"""

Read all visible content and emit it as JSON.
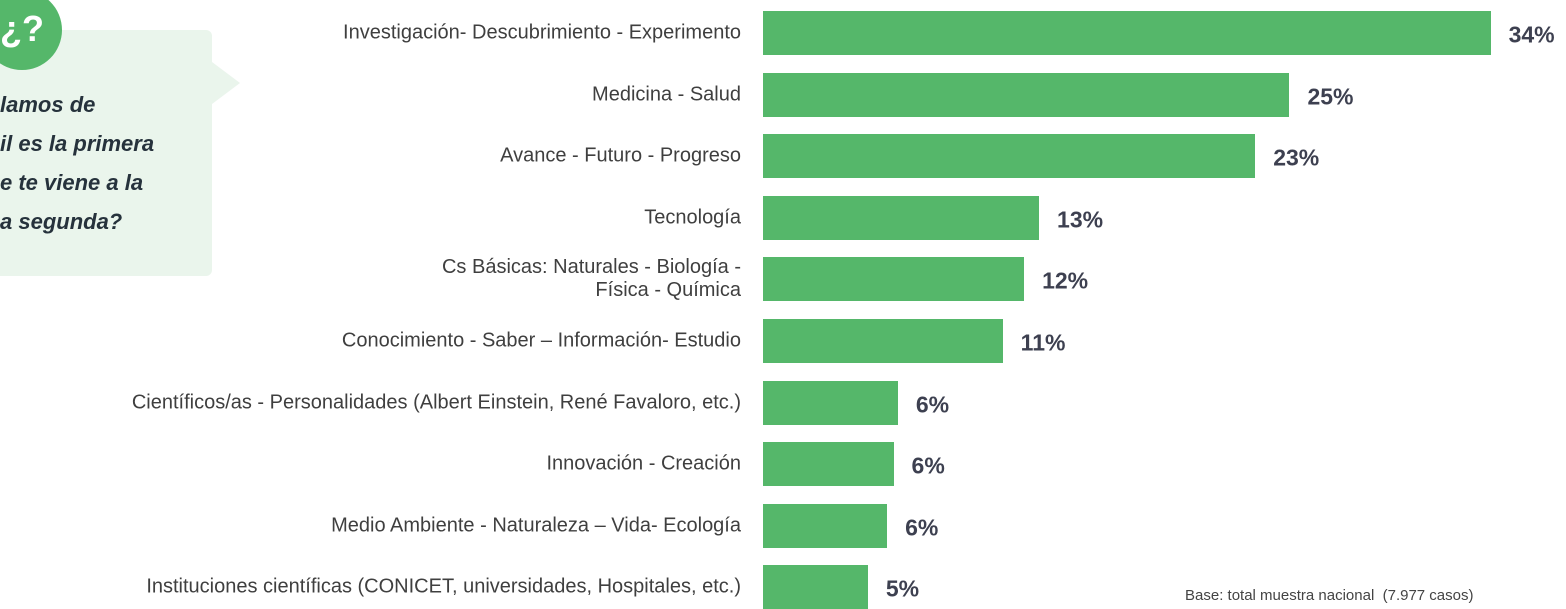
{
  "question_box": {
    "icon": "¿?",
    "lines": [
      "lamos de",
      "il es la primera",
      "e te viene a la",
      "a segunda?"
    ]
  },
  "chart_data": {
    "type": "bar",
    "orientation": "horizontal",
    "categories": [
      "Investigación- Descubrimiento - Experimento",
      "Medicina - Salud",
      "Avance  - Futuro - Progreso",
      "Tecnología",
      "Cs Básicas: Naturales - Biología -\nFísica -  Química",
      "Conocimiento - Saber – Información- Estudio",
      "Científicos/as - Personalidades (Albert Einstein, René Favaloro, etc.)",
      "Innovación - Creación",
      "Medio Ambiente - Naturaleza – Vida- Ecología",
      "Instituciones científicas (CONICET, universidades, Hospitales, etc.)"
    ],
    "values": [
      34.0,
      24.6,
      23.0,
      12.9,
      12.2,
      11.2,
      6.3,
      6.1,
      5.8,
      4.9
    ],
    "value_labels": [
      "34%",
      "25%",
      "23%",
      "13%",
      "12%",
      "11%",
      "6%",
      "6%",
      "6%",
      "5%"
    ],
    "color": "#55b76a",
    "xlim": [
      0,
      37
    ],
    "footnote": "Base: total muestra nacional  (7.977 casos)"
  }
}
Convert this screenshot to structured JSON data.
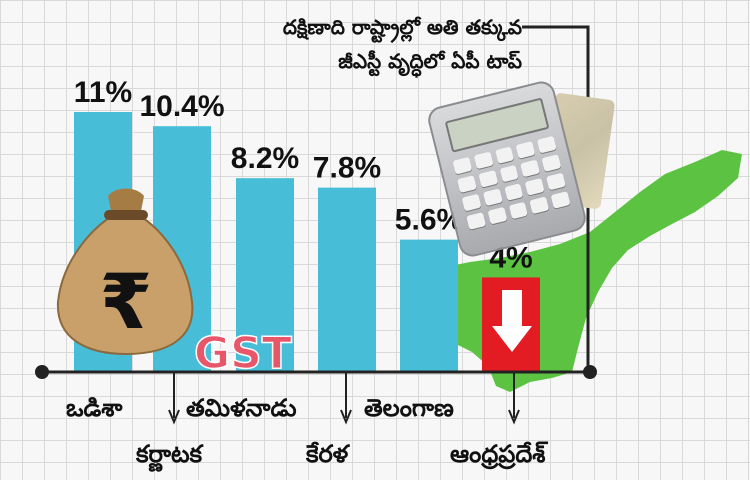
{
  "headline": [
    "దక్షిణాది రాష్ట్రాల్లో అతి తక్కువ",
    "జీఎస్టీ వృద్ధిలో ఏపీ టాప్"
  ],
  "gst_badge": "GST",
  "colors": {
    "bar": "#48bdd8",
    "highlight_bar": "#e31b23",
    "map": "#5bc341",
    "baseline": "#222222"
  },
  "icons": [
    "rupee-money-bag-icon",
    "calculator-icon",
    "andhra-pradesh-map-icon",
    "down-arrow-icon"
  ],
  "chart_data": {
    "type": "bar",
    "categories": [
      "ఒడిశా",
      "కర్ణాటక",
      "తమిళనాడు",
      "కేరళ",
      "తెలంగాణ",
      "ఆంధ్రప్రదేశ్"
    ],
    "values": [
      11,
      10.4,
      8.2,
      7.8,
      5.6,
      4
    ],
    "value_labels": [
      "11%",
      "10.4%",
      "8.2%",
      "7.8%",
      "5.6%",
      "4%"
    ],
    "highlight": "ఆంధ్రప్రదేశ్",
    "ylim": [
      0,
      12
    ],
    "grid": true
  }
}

"""

Exercise directions
Say how many lines above hold the word "JSON", giving only the count.

Complete response
2